- [INSTRUCTION]: Go through the entries below and collect each line with the string "actions" in it.

[BEGIN RECORDS SHOWN]

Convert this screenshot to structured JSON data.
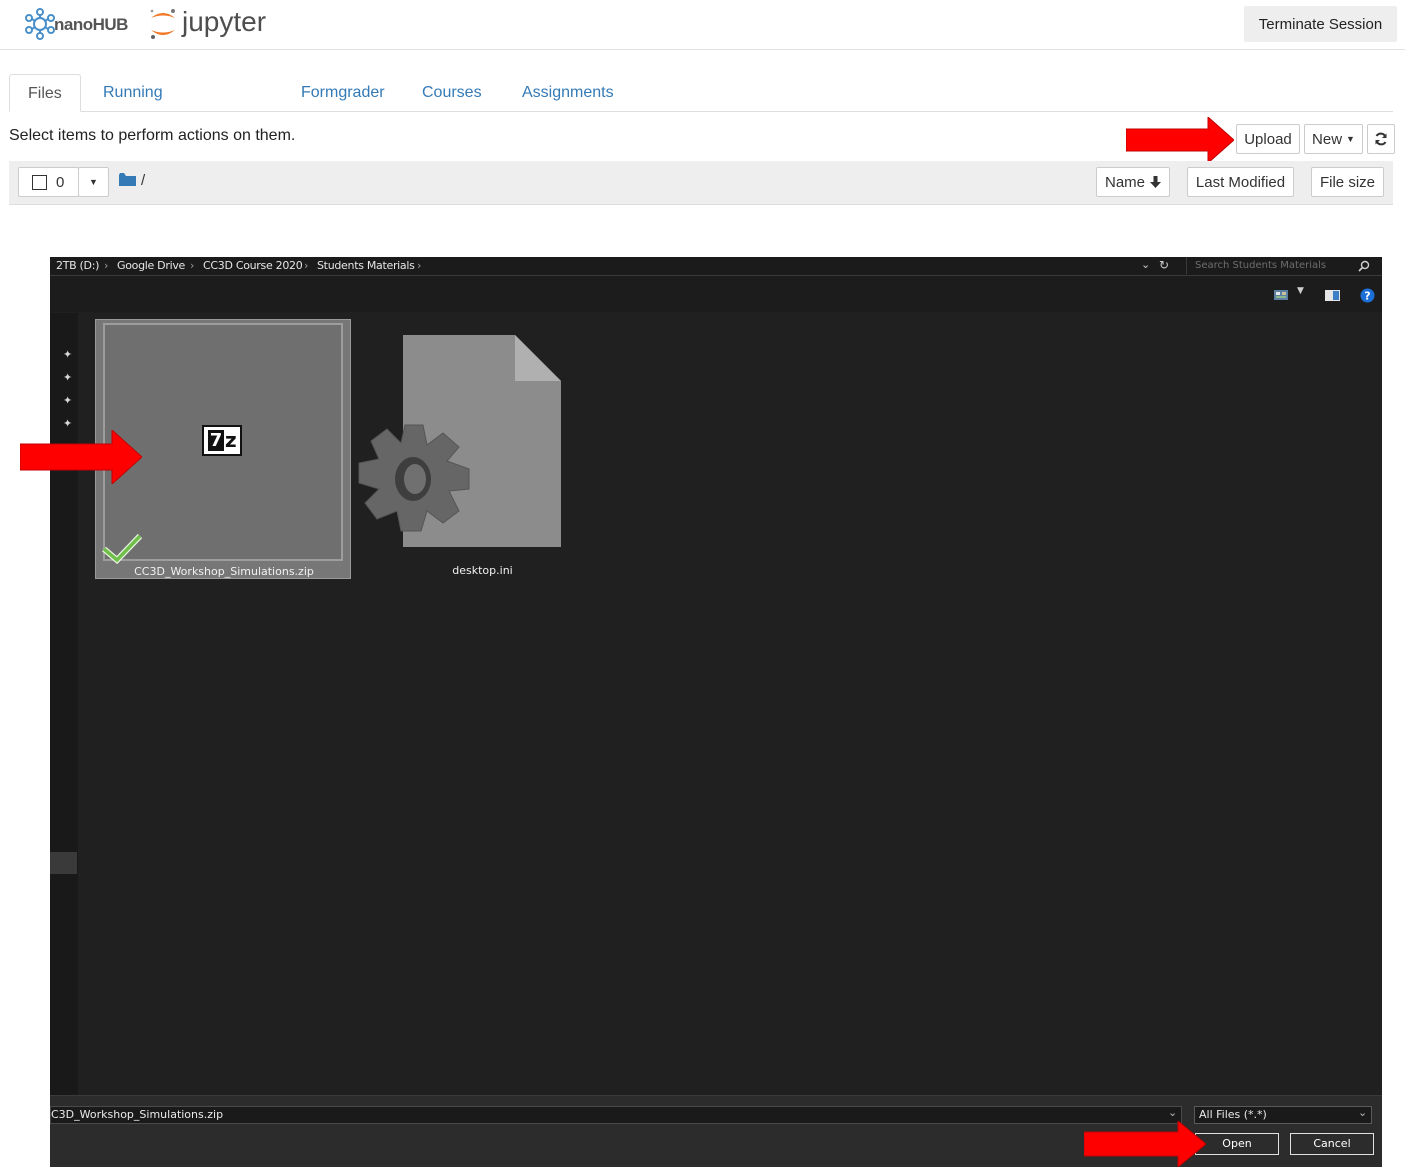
{
  "header": {
    "nanohub_label": "nanoHUB",
    "jupyter_label": "jupyter",
    "terminate_label": "Terminate Session"
  },
  "tabs": [
    {
      "label": "Files",
      "active": true
    },
    {
      "label": "Running",
      "active": false
    },
    {
      "label": "Formgrader",
      "active": false
    },
    {
      "label": "Courses",
      "active": false
    },
    {
      "label": "Assignments",
      "active": false
    }
  ],
  "files_panel": {
    "hint": "Select items to perform actions on them.",
    "upload_label": "Upload",
    "new_label": "New",
    "select_count": "0",
    "path": "/",
    "sort_columns": [
      "Name",
      "Last Modified",
      "File size"
    ]
  },
  "dialog": {
    "breadcrumb": [
      "2TB (D:)",
      "Google Drive",
      "CC3D Course 2020",
      "Students Materials"
    ],
    "search_placeholder": "Search Students Materials",
    "files": [
      {
        "name": "CC3D_Workshop_Simulations.zip",
        "icon": "7z-archive-icon",
        "selected": true
      },
      {
        "name": "desktop.ini",
        "icon": "settings-file-icon",
        "selected": false
      }
    ],
    "filename_value": "C3D_Workshop_Simulations.zip",
    "filetype_value": "All Files (*.*)",
    "open_label": "Open",
    "cancel_label": "Cancel",
    "sevenz_glyph_a": "7",
    "sevenz_glyph_b": "z"
  },
  "colors": {
    "link": "#337ab7",
    "arrow_red": "#ff0000",
    "dialog_bg": "#202020",
    "check_green": "#6fbf4a"
  }
}
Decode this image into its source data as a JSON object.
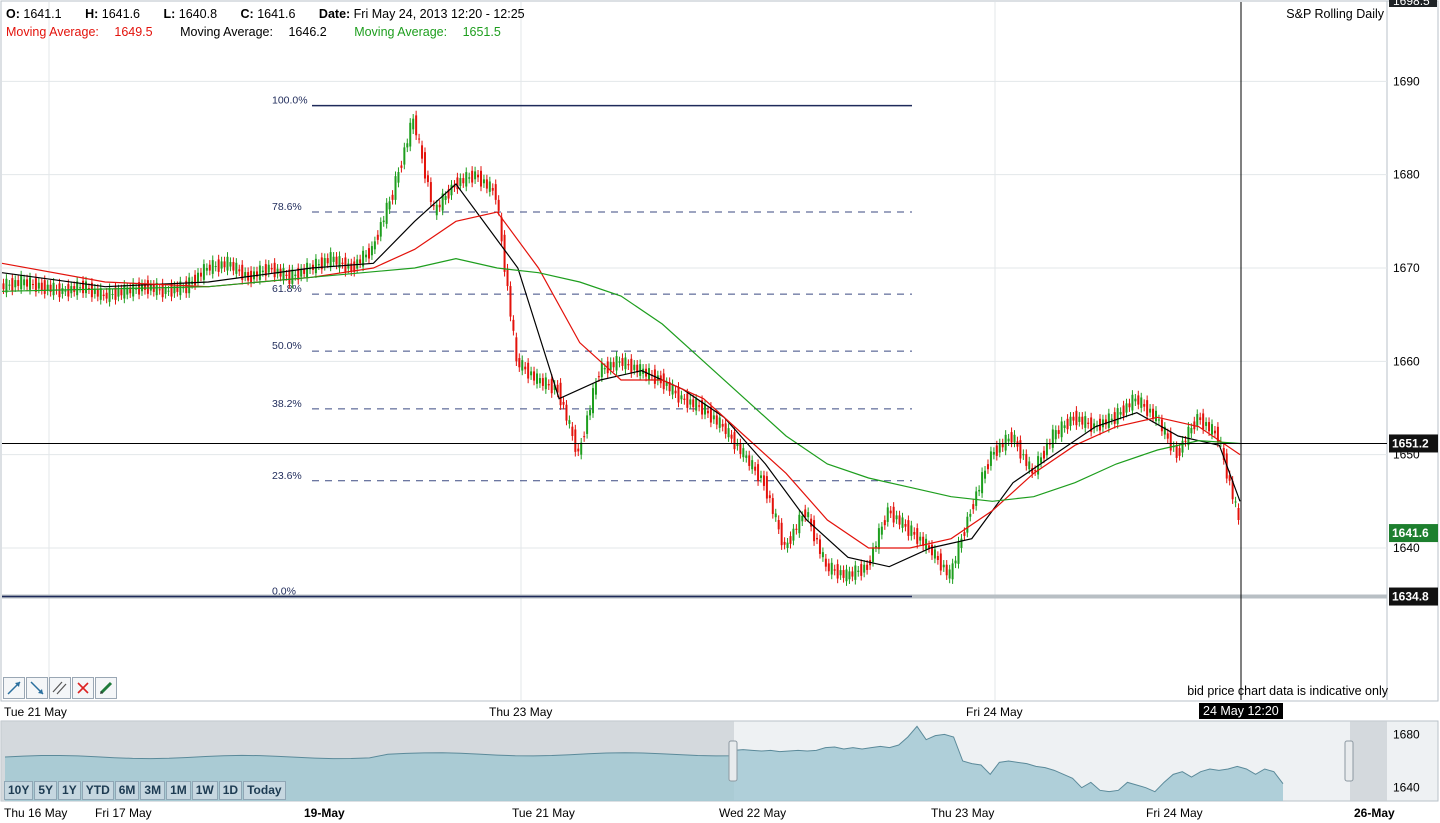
{
  "ohlc": {
    "open_label": "O:",
    "open": "1641.1",
    "high_label": "H:",
    "high": "1641.6",
    "low_label": "L:",
    "low": "1640.8",
    "close_label": "C:",
    "close": "1641.6",
    "date_label": "Date:",
    "date": "Fri May 24, 2013 12:20 - 12:25"
  },
  "moving_averages": [
    {
      "label": "Moving Average:",
      "value": "1649.5",
      "color": "#e3120b"
    },
    {
      "label": "Moving Average:",
      "value": "1646.2",
      "color": "#000000"
    },
    {
      "label": "Moving Average:",
      "value": "1651.5",
      "color": "#1e9e1e"
    }
  ],
  "chart_title": "S&P Rolling Daily",
  "disclaimer": "bid price chart data is indicative only",
  "crosshair_time": "24 May 12:20",
  "drawing_tools": [
    "trend-line-icon",
    "ray-icon",
    "parallel-channel-icon",
    "delete-icon",
    "pencil-icon"
  ],
  "range_buttons": [
    "10Y",
    "5Y",
    "1Y",
    "YTD",
    "6M",
    "3M",
    "1M",
    "1W",
    "1D",
    "Today"
  ],
  "colors": {
    "up": "#1e9e1e",
    "down": "#e3120b",
    "ma_fast": "#000000",
    "ma_mid": "#e3120b",
    "ma_slow": "#1e9e1e",
    "navigator": "#5b8a9a"
  },
  "chart_data": {
    "type": "line",
    "title": "S&P Rolling Daily",
    "y_ticks": [
      "1640",
      "1650",
      "1660",
      "1670",
      "1680",
      "1690"
    ],
    "y_top_label": "1698.5",
    "ylim": [
      1631,
      1698.5
    ],
    "x_labels": [
      "Tue 21 May",
      "Thu 23 May",
      "Fri 24 May"
    ],
    "price_labels": {
      "crosshair": "1651.2",
      "last": "1641.6",
      "low": "1634.8"
    },
    "fib_levels": [
      {
        "label": "100.0%",
        "value": 1687.4
      },
      {
        "label": "78.6%",
        "value": 1676.0
      },
      {
        "label": "61.8%",
        "value": 1667.2
      },
      {
        "label": "50.0%",
        "value": 1661.1
      },
      {
        "label": "38.2%",
        "value": 1654.9
      },
      {
        "label": "23.6%",
        "value": 1647.2
      },
      {
        "label": "0.0%",
        "value": 1634.8
      }
    ],
    "series": [
      {
        "name": "Price",
        "color": "#1e9e1e",
        "x": [
          0,
          1,
          2,
          3,
          4,
          5,
          6,
          7,
          8,
          9,
          10,
          11,
          12,
          13,
          14,
          15,
          16,
          17,
          18,
          19,
          20,
          21,
          22,
          23,
          24,
          25,
          26,
          27,
          28,
          29,
          30,
          31,
          32,
          33,
          34,
          35,
          36,
          37,
          38,
          39,
          40,
          41,
          42,
          43,
          44,
          45,
          46,
          47,
          48,
          49,
          50,
          51,
          52,
          53,
          54,
          55,
          56,
          57,
          58,
          59,
          60
        ],
        "values": [
          1668,
          1668.5,
          1668,
          1667.5,
          1668,
          1667,
          1667.5,
          1668,
          1667.5,
          1668,
          1670,
          1670.5,
          1669,
          1670,
          1669,
          1670,
          1671,
          1670,
          1672,
          1678,
          1686,
          1676,
          1679,
          1680,
          1678,
          1660,
          1658,
          1657,
          1650,
          1659,
          1660,
          1659,
          1658,
          1656,
          1655,
          1653,
          1650,
          1647,
          1640,
          1644,
          1638,
          1637,
          1638,
          1644,
          1642,
          1640,
          1637,
          1644,
          1650,
          1652,
          1648,
          1652,
          1654,
          1653,
          1654,
          1656,
          1654,
          1650,
          1654,
          1652,
          1643
        ]
      },
      {
        "name": "Moving Average",
        "color": "#000000",
        "x": [
          0,
          5,
          10,
          15,
          18,
          20,
          22,
          25,
          27,
          29,
          31,
          33,
          35,
          37,
          39,
          41,
          43,
          45,
          47,
          49,
          51,
          53,
          55,
          57,
          59,
          60
        ],
        "values": [
          1669.5,
          1668,
          1668.5,
          1670,
          1670.5,
          1675,
          1679,
          1670,
          1656,
          1658,
          1659,
          1657,
          1654,
          1649,
          1643,
          1639,
          1638,
          1640,
          1641,
          1647,
          1650,
          1653,
          1654.5,
          1652,
          1651,
          1645
        ]
      },
      {
        "name": "Moving Average",
        "color": "#e3120b",
        "x": [
          0,
          5,
          10,
          15,
          18,
          20,
          22,
          24,
          26,
          28,
          30,
          32,
          34,
          36,
          38,
          40,
          42,
          44,
          46,
          48,
          50,
          52,
          54,
          56,
          58,
          60
        ],
        "values": [
          1670.5,
          1668.5,
          1668,
          1669,
          1670,
          1672,
          1675,
          1676,
          1670,
          1662,
          1658,
          1658,
          1656,
          1652,
          1648,
          1643,
          1640,
          1640,
          1641,
          1644,
          1648,
          1651,
          1653,
          1654,
          1653,
          1650
        ]
      },
      {
        "name": "Moving Average",
        "color": "#1e9e1e",
        "x": [
          0,
          10,
          15,
          20,
          22,
          24,
          26,
          28,
          30,
          32,
          34,
          36,
          38,
          40,
          42,
          44,
          46,
          48,
          50,
          52,
          54,
          56,
          58,
          60
        ],
        "values": [
          1667.5,
          1668,
          1669,
          1670,
          1671,
          1670,
          1669.5,
          1668.5,
          1667,
          1664,
          1660,
          1656,
          1652,
          1649,
          1647.5,
          1646.5,
          1645.5,
          1645,
          1645.5,
          1647,
          1649,
          1650.5,
          1651.5,
          1651.2
        ]
      }
    ],
    "navigator": {
      "x_labels": [
        "Thu 16 May",
        "Fri 17 May",
        "19-May",
        "Tue 21 May",
        "Wed 22 May",
        "Thu 23 May",
        "Fri 24 May",
        "26-May"
      ],
      "y_ticks": [
        "1680",
        "1640"
      ]
    }
  }
}
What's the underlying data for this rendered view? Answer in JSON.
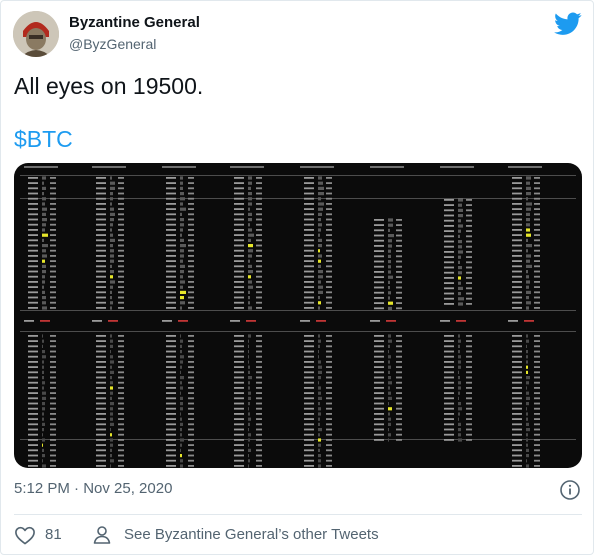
{
  "author": {
    "name": "Byzantine General",
    "handle": "@ByzGeneral"
  },
  "tweet": {
    "text": "All eyes on 19500.",
    "cashtag": "$BTC",
    "timestamp": "5:12 PM · Nov 25, 2020"
  },
  "actions": {
    "like_count": "81",
    "other_tweets_label": "See Byzantine General’s other Tweets"
  },
  "colors": {
    "brand": "#1d9bf0",
    "like": "#536471",
    "highlight": "#e6e62a"
  },
  "icons": {
    "logo": "twitter-bird-icon",
    "info": "info-icon",
    "like": "heart-icon",
    "profile": "person-icon"
  }
}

[END RECORDS SHOWN]

- [TASK ANSWER]:
    "hint": "Select items to perform actions on them.",
  "actions": {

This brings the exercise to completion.